**Task prompt**
Leave out the pictures and repeat the data exactly.

**A run of records**
** start **

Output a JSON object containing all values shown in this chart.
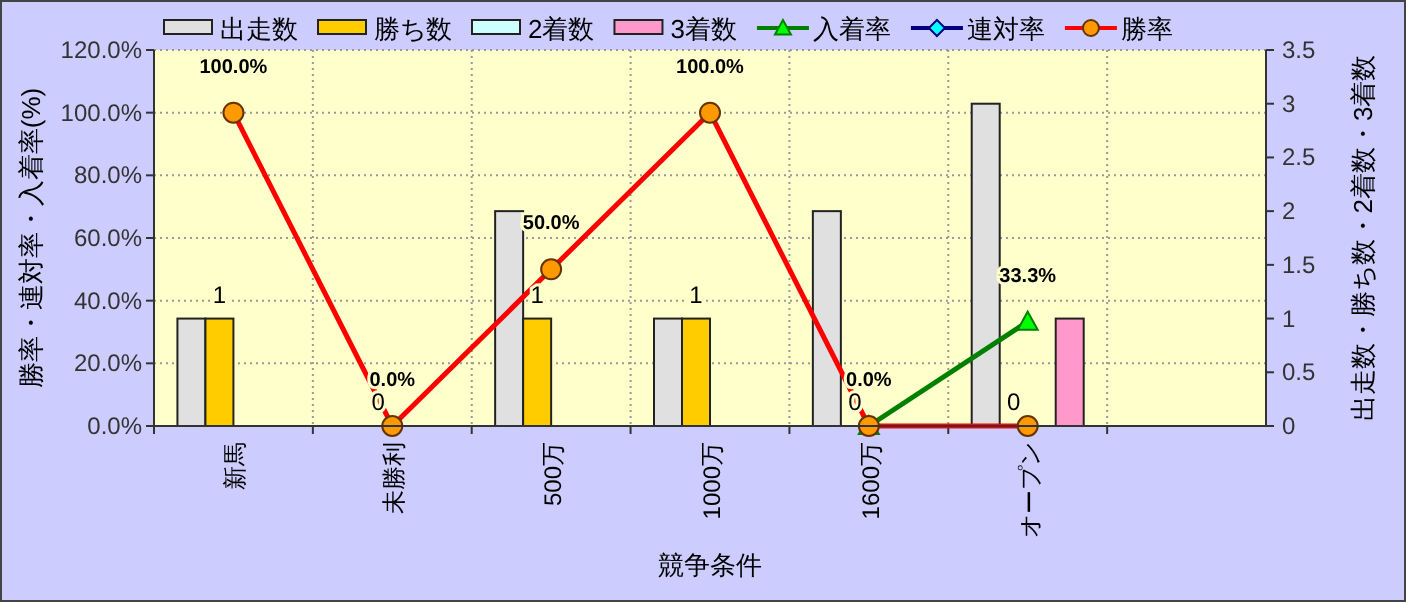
{
  "chart_data": {
    "type": "bar",
    "categories": [
      "新馬",
      "未勝利",
      "500万",
      "1000万",
      "1600万",
      "オープン",
      null
    ],
    "xlabel": "競争条件",
    "ylabel": "勝率・連対率・入着率(%)",
    "y2label": "出走数・勝ち数・2着数・3着数",
    "ylim": [
      0,
      120
    ],
    "yticks": [
      {
        "value": 0,
        "label": "0.0%"
      },
      {
        "value": 20,
        "label": "20.0%"
      },
      {
        "value": 40,
        "label": "40.0%"
      },
      {
        "value": 60,
        "label": "60.0%"
      },
      {
        "value": 80,
        "label": "80.0%"
      },
      {
        "value": 100,
        "label": "100.0%"
      },
      {
        "value": 120,
        "label": "120.0%"
      }
    ],
    "y2lim": [
      0,
      3.5
    ],
    "y2ticks": [
      0,
      0.5,
      1,
      1.5,
      2,
      2.5,
      3,
      3.5
    ],
    "grid": true,
    "legend": "top",
    "series": [
      {
        "name": "出走数",
        "axis": "y2",
        "color": "#e0e0e0",
        "values": [
          1,
          0,
          2,
          1,
          2,
          3,
          null
        ]
      },
      {
        "name": "勝ち数",
        "axis": "y2",
        "color": "#ffcc00",
        "values": [
          1,
          0,
          1,
          1,
          0,
          0,
          null
        ],
        "value_labels": [
          "1",
          "0",
          "1",
          "1",
          "0",
          "0",
          null
        ]
      },
      {
        "name": "2着数",
        "axis": "y2",
        "color": "#ccffff",
        "values": [
          0,
          0,
          0,
          0,
          0,
          0,
          null
        ]
      },
      {
        "name": "3着数",
        "axis": "y2",
        "color": "#ff99cc",
        "values": [
          0,
          0,
          0,
          0,
          0,
          1,
          null
        ]
      },
      {
        "name": "入着率",
        "type": "line",
        "axis": "y",
        "color": "#008000",
        "marker": "triangle",
        "values": [
          null,
          null,
          null,
          null,
          0,
          33.3,
          null
        ],
        "value_labels": [
          null,
          null,
          null,
          null,
          null,
          "33.3%",
          null
        ]
      },
      {
        "name": "連対率",
        "type": "line",
        "axis": "y",
        "color": "#000080",
        "marker": "diamond",
        "values": [
          null,
          null,
          null,
          null,
          null,
          null,
          null
        ]
      },
      {
        "name": "勝率",
        "type": "line",
        "axis": "y",
        "color": "#ff0000",
        "marker": "circle",
        "values": [
          100,
          0,
          50,
          100,
          0,
          0,
          null
        ],
        "value_labels": [
          "100.0%",
          "0.0%",
          "50.0%",
          "100.0%",
          "0.0%",
          null,
          null
        ]
      }
    ]
  }
}
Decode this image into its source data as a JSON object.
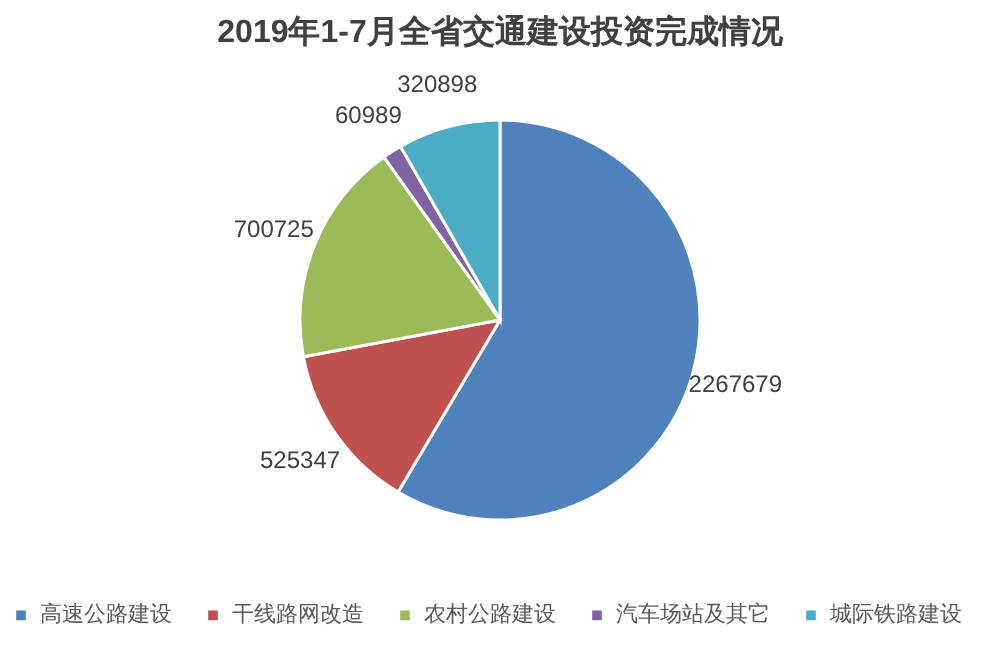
{
  "chart_data": {
    "type": "pie",
    "title": "2019年1-7月全省交通建设投资完成情况",
    "categories": [
      "高速公路建设",
      "干线路网改造",
      "农村公路建设",
      "汽车场站及其它",
      "城际铁路建设"
    ],
    "values": [
      2267679,
      525347,
      700725,
      60989,
      320898
    ],
    "colors": [
      "#4f81bd",
      "#c0504d",
      "#9bbb59",
      "#8064a2",
      "#4bacc6"
    ],
    "data_labels": true,
    "legend": "bottom"
  }
}
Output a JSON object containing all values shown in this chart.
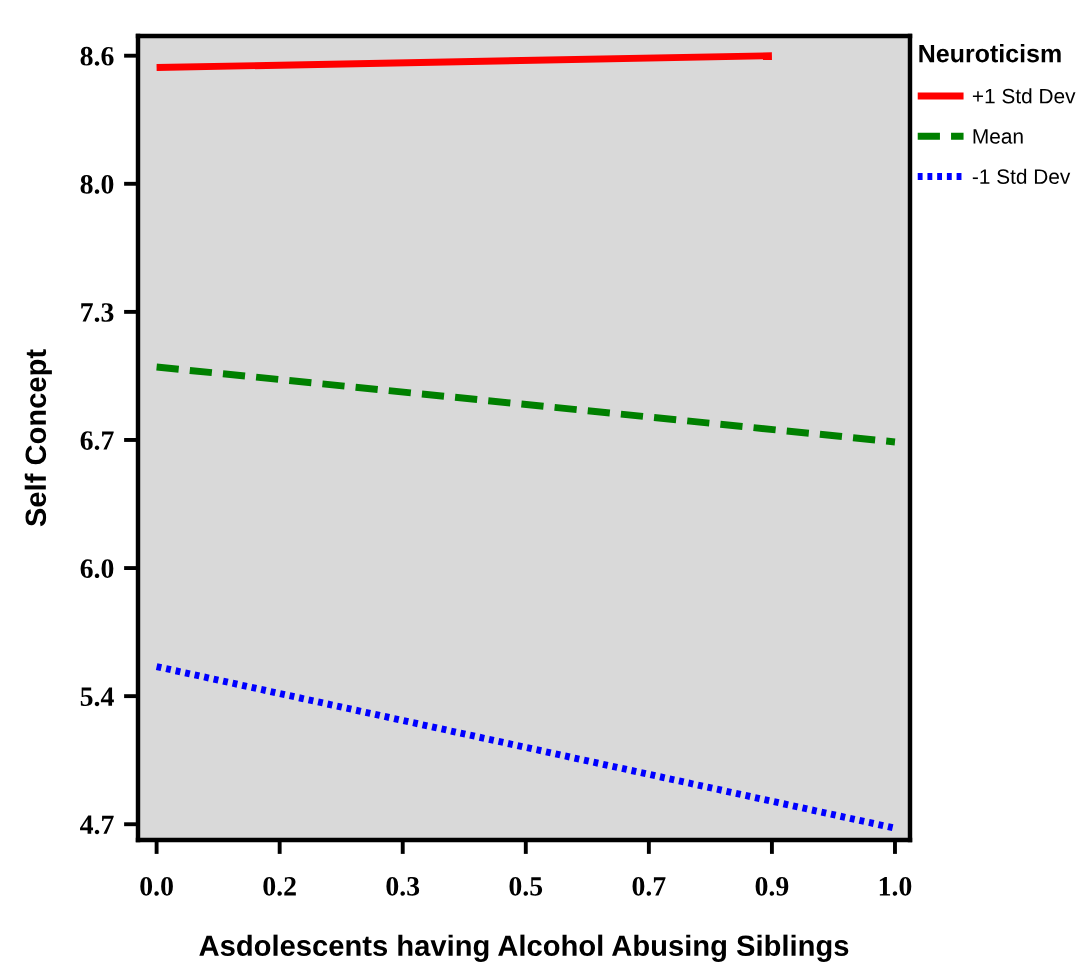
{
  "chart_data": {
    "type": "line",
    "xlabel": "Asdolescents having Alcohol Abusing Siblings",
    "ylabel": "Self Concept",
    "legend_title": "Neuroticism",
    "series": [
      {
        "name": "+1 Std Dev",
        "color": "#ff0000",
        "line_style": "solid",
        "x": [
          0,
          0.86
        ],
        "values": [
          8.54,
          8.6
        ]
      },
      {
        "name": "Mean",
        "color": "#008000",
        "line_style": "dashed",
        "x": [
          0,
          1.032
        ],
        "values": [
          7.02,
          6.64
        ]
      },
      {
        "name": "-1 Std Dev",
        "color": "#0000ff",
        "line_style": "dotted",
        "x": [
          0,
          1.032
        ],
        "values": [
          5.5,
          4.68
        ]
      }
    ],
    "xlim": [
      -0.026,
      1.053
    ],
    "ylim": [
      4.62,
      8.7
    ],
    "xticks": [
      {
        "value": 0,
        "label": "0.0"
      },
      {
        "value": 0.172,
        "label": "0.2"
      },
      {
        "value": 0.344,
        "label": "0.3"
      },
      {
        "value": 0.516,
        "label": "0.5"
      },
      {
        "value": 0.688,
        "label": "0.7"
      },
      {
        "value": 0.86,
        "label": "0.9"
      },
      {
        "value": 1.032,
        "label": "1.0"
      }
    ],
    "yticks": [
      4.7,
      {
        "value": 5.35,
        "label": "5.4"
      },
      {
        "value": 6,
        "label": "6.0"
      },
      {
        "value": 6.65,
        "label": "6.7"
      },
      7.3,
      {
        "value": 7.95,
        "label": "8.0"
      },
      8.6
    ],
    "legend": "top right"
  }
}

** end **

**Solved exercise**
Output a JSON object containing all values shown in this chart.
{
  "chart_data": {
    "type": "bar",
    "categories": [
      "新馬",
      "未勝利",
      "500万",
      "1000万",
      "1600万",
      "オープン",
      null
    ],
    "xlabel": "競争条件",
    "ylabel": "勝率・連対率・入着率(%)",
    "y2label": "出走数・勝ち数・2着数・3着数",
    "ylim": [
      0,
      120
    ],
    "yticks": [
      {
        "value": 0,
        "label": "0.0%"
      },
      {
        "value": 20,
        "label": "20.0%"
      },
      {
        "value": 40,
        "label": "40.0%"
      },
      {
        "value": 60,
        "label": "60.0%"
      },
      {
        "value": 80,
        "label": "80.0%"
      },
      {
        "value": 100,
        "label": "100.0%"
      },
      {
        "value": 120,
        "label": "120.0%"
      }
    ],
    "y2lim": [
      0,
      3.5
    ],
    "y2ticks": [
      0,
      0.5,
      1,
      1.5,
      2,
      2.5,
      3,
      3.5
    ],
    "grid": true,
    "legend": "top",
    "series": [
      {
        "name": "出走数",
        "axis": "y2",
        "color": "#e0e0e0",
        "values": [
          1,
          0,
          2,
          1,
          2,
          3,
          null
        ]
      },
      {
        "name": "勝ち数",
        "axis": "y2",
        "color": "#ffcc00",
        "values": [
          1,
          0,
          1,
          1,
          0,
          0,
          null
        ],
        "value_labels": [
          "1",
          "0",
          "1",
          "1",
          "0",
          "0",
          null
        ]
      },
      {
        "name": "2着数",
        "axis": "y2",
        "color": "#ccffff",
        "values": [
          0,
          0,
          0,
          0,
          0,
          0,
          null
        ]
      },
      {
        "name": "3着数",
        "axis": "y2",
        "color": "#ff99cc",
        "values": [
          0,
          0,
          0,
          0,
          0,
          1,
          null
        ]
      },
      {
        "name": "入着率",
        "type": "line",
        "axis": "y",
        "color": "#008000",
        "marker": "triangle",
        "values": [
          null,
          null,
          null,
          null,
          0,
          33.3,
          null
        ],
        "value_labels": [
          null,
          null,
          null,
          null,
          null,
          "33.3%",
          null
        ]
      },
      {
        "name": "連対率",
        "type": "line",
        "axis": "y",
        "color": "#000080",
        "marker": "diamond",
        "values": [
          null,
          null,
          null,
          null,
          null,
          null,
          null
        ]
      },
      {
        "name": "勝率",
        "type": "line",
        "axis": "y",
        "color": "#ff0000",
        "marker": "circle",
        "values": [
          100,
          0,
          50,
          100,
          0,
          0,
          null
        ],
        "value_labels": [
          "100.0%",
          "0.0%",
          "50.0%",
          "100.0%",
          "0.0%",
          null,
          null
        ]
      }
    ]
  }
}
Decode this image into its source data as a JSON object.
{
  "chart_data": {
    "type": "pie",
    "title": "2019年1-7月全省交通建设投资完成情况",
    "categories": [
      "高速公路建设",
      "干线路网改造",
      "农村公路建设",
      "汽车场站及其它",
      "城际铁路建设"
    ],
    "values": [
      2267679,
      525347,
      700725,
      60989,
      320898
    ],
    "colors": [
      "#4f81bd",
      "#c0504d",
      "#9bbb59",
      "#8064a2",
      "#4bacc6"
    ],
    "data_labels": true,
    "legend": "bottom"
  }
}
Output a JSON object containing all values shown in this chart.
{
  "chart_data": {
    "type": "line",
    "xlabel": "Asdolescents having Alcohol Abusing Siblings",
    "ylabel": "Self Concept",
    "legend_title": "Neuroticism",
    "series": [
      {
        "name": "+1 Std Dev",
        "color": "#ff0000",
        "line_style": "solid",
        "x": [
          0,
          0.86
        ],
        "values": [
          8.54,
          8.6
        ]
      },
      {
        "name": "Mean",
        "color": "#008000",
        "line_style": "dashed",
        "x": [
          0,
          1.032
        ],
        "values": [
          7.02,
          6.64
        ]
      },
      {
        "name": "-1 Std Dev",
        "color": "#0000ff",
        "line_style": "dotted",
        "x": [
          0,
          1.032
        ],
        "values": [
          5.5,
          4.68
        ]
      }
    ],
    "xlim": [
      -0.026,
      1.053
    ],
    "ylim": [
      4.62,
      8.7
    ],
    "xticks": [
      {
        "value": 0,
        "label": "0.0"
      },
      {
        "value": 0.172,
        "label": "0.2"
      },
      {
        "value": 0.344,
        "label": "0.3"
      },
      {
        "value": 0.516,
        "label": "0.5"
      },
      {
        "value": 0.688,
        "label": "0.7"
      },
      {
        "value": 0.86,
        "label": "0.9"
      },
      {
        "value": 1.032,
        "label": "1.0"
      }
    ],
    "yticks": [
      4.7,
      {
        "value": 5.35,
        "label": "5.4"
      },
      {
        "value": 6,
        "label": "6.0"
      },
      {
        "value": 6.65,
        "label": "6.7"
      },
      7.3,
      {
        "value": 7.95,
        "label": "8.0"
      },
      8.6
    ],
    "legend": "top right"
  }
}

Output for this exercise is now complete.